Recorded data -
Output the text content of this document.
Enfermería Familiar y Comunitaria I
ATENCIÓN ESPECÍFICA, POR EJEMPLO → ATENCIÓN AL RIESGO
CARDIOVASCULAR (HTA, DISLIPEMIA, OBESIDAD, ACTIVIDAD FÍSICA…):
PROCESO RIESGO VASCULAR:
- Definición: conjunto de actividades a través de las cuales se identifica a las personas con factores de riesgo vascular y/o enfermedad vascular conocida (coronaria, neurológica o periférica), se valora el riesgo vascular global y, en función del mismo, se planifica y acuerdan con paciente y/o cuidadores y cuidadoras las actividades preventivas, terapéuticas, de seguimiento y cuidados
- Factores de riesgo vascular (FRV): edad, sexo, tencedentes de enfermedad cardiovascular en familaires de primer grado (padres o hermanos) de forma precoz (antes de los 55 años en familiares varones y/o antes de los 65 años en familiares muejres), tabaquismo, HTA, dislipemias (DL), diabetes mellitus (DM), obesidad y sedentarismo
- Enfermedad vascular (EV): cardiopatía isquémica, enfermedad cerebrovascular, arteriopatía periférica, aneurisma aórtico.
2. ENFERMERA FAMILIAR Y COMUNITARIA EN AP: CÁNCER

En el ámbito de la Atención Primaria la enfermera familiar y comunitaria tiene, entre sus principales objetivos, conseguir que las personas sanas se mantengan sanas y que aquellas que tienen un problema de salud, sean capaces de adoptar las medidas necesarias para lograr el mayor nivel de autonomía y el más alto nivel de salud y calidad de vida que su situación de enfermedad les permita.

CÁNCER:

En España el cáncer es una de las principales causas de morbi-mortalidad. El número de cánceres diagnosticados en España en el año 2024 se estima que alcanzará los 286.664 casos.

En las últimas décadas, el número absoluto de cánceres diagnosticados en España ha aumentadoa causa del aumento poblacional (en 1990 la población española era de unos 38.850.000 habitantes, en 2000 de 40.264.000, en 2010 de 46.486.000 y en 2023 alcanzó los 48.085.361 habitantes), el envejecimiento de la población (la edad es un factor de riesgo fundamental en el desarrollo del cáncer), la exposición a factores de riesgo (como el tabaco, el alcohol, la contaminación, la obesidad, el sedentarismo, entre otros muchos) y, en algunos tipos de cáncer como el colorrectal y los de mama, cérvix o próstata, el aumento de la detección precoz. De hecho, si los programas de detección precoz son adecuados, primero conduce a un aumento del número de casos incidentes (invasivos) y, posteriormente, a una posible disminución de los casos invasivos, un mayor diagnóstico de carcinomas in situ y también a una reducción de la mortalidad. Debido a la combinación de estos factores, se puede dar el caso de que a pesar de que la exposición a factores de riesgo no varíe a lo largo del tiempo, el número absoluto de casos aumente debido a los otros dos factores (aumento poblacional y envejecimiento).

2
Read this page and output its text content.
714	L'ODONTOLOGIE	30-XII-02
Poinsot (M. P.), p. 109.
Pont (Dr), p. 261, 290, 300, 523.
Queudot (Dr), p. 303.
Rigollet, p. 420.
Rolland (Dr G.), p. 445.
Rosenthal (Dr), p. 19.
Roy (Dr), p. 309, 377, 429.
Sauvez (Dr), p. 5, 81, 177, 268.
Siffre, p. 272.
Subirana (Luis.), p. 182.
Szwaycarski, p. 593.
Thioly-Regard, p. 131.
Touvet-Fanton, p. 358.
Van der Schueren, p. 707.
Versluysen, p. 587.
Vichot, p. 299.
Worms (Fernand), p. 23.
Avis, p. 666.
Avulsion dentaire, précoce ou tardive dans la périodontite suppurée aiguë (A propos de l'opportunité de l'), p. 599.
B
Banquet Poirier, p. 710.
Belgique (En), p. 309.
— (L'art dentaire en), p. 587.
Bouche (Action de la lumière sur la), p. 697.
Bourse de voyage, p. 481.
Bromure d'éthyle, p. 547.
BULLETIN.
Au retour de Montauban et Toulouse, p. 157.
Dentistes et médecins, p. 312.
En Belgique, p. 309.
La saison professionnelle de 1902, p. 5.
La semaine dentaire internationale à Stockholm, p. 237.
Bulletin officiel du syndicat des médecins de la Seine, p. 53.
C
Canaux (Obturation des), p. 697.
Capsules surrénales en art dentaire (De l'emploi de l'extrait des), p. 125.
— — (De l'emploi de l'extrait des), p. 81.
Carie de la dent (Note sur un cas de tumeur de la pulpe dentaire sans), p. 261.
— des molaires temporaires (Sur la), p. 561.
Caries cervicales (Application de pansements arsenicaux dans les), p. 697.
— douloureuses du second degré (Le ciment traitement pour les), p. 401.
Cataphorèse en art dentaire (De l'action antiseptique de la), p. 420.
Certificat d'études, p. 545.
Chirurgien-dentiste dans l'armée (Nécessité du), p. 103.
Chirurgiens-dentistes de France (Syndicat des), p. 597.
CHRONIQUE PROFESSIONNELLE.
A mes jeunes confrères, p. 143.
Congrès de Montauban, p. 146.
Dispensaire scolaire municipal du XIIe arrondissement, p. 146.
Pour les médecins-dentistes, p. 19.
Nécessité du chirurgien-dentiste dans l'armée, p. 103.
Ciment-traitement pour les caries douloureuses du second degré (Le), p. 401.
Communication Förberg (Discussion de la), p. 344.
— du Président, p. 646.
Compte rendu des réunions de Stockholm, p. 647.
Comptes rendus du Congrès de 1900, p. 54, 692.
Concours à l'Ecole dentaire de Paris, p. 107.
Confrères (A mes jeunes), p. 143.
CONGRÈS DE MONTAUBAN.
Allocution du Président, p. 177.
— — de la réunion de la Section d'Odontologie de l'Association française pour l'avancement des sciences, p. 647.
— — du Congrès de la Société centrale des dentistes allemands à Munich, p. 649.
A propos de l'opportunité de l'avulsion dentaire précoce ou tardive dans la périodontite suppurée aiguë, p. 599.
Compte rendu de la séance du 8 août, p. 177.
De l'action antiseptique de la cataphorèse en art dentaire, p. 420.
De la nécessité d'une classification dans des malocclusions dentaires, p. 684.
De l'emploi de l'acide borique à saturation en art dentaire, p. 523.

Stated exercise - Write out every line of the material again, exactly as it reads.

Solution to this exercise -
Output the text content of this document.
Enfermería Familiar y Comunitaria I
ATENCIÓN ESPECÍFICA, POR EJEMPLO → ATENCIÓN AL RIESGO
CARDIOVASCULAR (HTA, DISLIPEMIA, OBESIDAD, ACTIVIDAD FÍSICA…):
PROCESO RIESGO VASCULAR:
- Definición: conjunto de actividades a través de las cuales se identifica a las personas con factores de riesgo vascular y/o enfermedad vascular conocida (coronaria, neurológica o periférica), se valora el riesgo vascular global y, en función del mismo, se planifica y acuerdan con paciente y/o cuidadores y cuidadoras las actividades preventivas, terapéuticas, de seguimiento y cuidados
- Factores de riesgo vascular (FRV): edad, sexo, tencedentes de enfermedad cardiovascular en familaires de primer grado (padres o hermanos) de forma precoz (antes de los 55 años en familiares varones y/o antes de los 65 años en familiares muejres), tabaquismo, HTA, dislipemias (DL), diabetes mellitus (DM), obesidad y sedentarismo
- Enfermedad vascular (EV): cardiopatía isquémica, enfermedad cerebrovascular, arteriopatía periférica, aneurisma aórtico.
2. ENFERMERA FAMILIAR Y COMUNITARIA EN AP: CÁNCER

En el ámbito de la Atención Primaria la enfermera familiar y comunitaria tiene, entre sus principales objetivos, conseguir que las personas sanas se mantengan sanas y que aquellas que tienen un problema de salud, sean capaces de adoptar las medidas necesarias para lograr el mayor nivel de autonomía y el más alto nivel de salud y calidad de vida que su situación de enfermedad les permita.

CÁNCER:

En España el cáncer es una de las principales causas de morbi-mortalidad. El número de cánceres diagnosticados en España en el año 2024 se estima que alcanzará los 286.664 casos.

En las últimas décadas, el número absoluto de cánceres diagnosticados en España ha aumentadoa causa del aumento poblacional (en 1990 la población española era de unos 38.850.000 habitantes, en 2000 de 40.264.000, en 2010 de 46.486.000 y en 2023 alcanzó los 48.085.361 habitantes), el envejecimiento de la población (la edad es un factor de riesgo fundamental en el desarrollo del cáncer), la exposición a factores de riesgo (como el tabaco, el alcohol, la contaminación, la obesidad, el sedentarismo, entre otros muchos) y, en algunos tipos de cáncer como el colorrectal y los de mama, cérvix o próstata, el aumento de la detección precoz. De hecho, si los programas de detección precoz son adecuados, primero conduce a un aumento del número de casos incidentes (invasivos) y, posteriormente, a una posible disminución de los casos invasivos, un mayor diagnóstico de carcinomas in situ y también a una reducción de la mortalidad. Debido a la combinación de estos factores, se puede dar el caso de que a pesar de que la exposición a factores de riesgo no varíe a lo largo del tiempo, el número absoluto de casos aumente debido a los otros dos factores (aumento poblacional y envejecimiento).

2
Read this page and output its text content.
714	L'ODONTOLOGIE	30-XII-02
Poinsot (M. P.), p. 109.
Pont (Dr), p. 261, 290, 300, 523.
Queudot (Dr), p. 303.
Rigollet, p. 420.
Rolland (Dr G.), p. 445.
Rosenthal (Dr), p. 19.
Roy (Dr), p. 309, 377, 429.
Sauvez (Dr), p. 5, 81, 177, 268.
Siffre, p. 272.
Subirana (Luis.), p. 182.
Szwaycarski, p. 593.
Thioly-Regard, p. 131.
Touvet-Fanton, p. 358.
Van der Schueren, p. 707.
Versluysen, p. 587.
Vichot, p. 299.
Worms (Fernand), p. 23.
Avis, p. 666.
Avulsion dentaire, précoce ou tardive dans la périodontite suppurée aiguë (A propos de l'opportunité de l'), p. 599.
B
Banquet Poirier, p. 710.
Belgique (En), p. 309.
— (L'art dentaire en), p. 587.
Bouche (Action de la lumière sur la), p. 697.
Bourse de voyage, p. 481.
Bromure d'éthyle, p. 547.
BULLETIN.
Au retour de Montauban et Toulouse, p. 157.
Dentistes et médecins, p. 312.
En Belgique, p. 309.
La saison professionnelle de 1902, p. 5.
La semaine dentaire internationale à Stockholm, p. 237.
Bulletin officiel du syndicat des médecins de la Seine, p. 53.
C
Canaux (Obturation des), p. 697.
Capsules surrénales en art dentaire (De l'emploi de l'extrait des), p. 125.
— — (De l'emploi de l'extrait des), p. 81.
Carie de la dent (Note sur un cas de tumeur de la pulpe dentaire sans), p. 261.
— des molaires temporaires (Sur la), p. 561.
Caries cervicales (Application de pansements arsenicaux dans les), p. 697.
— douloureuses du second degré (Le ciment traitement pour les), p. 401.
Cataphorèse en art dentaire (De l'action antiseptique de la), p. 420.
Certificat d'études, p. 545.
Chirurgien-dentiste dans l'armée (Nécessité du), p. 103.
Chirurgiens-dentistes de France (Syndicat des), p. 597.
CHRONIQUE PROFESSIONNELLE.
A mes jeunes confrères, p. 143.
Congrès de Montauban, p. 146.
Dispensaire scolaire municipal du XIIe arrondissement, p. 146.
Pour les médecins-dentistes, p. 19.
Nécessité du chirurgien-dentiste dans l'armée, p. 103.
Ciment-traitement pour les caries douloureuses du second degré (Le), p. 401.
Communication Förberg (Discussion de la), p. 344.
— du Président, p. 646.
Compte rendu des réunions de Stockholm, p. 647.
Comptes rendus du Congrès de 1900, p. 54, 692.
Concours à l'Ecole dentaire de Paris, p. 107.
Confrères (A mes jeunes), p. 143.
CONGRÈS DE MONTAUBAN.
Allocution du Président, p. 177.
— — de la réunion de la Section d'Odontologie de l'Association française pour l'avancement des sciences, p. 647.
— — du Congrès de la Société centrale des dentistes allemands à Munich, p. 649.
A propos de l'opportunité de l'avulsion dentaire précoce ou tardive dans la périodontite suppurée aiguë, p. 599.
Compte rendu de la séance du 8 août, p. 177.
De l'action antiseptique de la cataphorèse en art dentaire, p. 420.
De la nécessité d'une classification dans des malocclusions dentaires, p. 684.
De l'emploi de l'acide borique à saturation en art dentaire, p. 523.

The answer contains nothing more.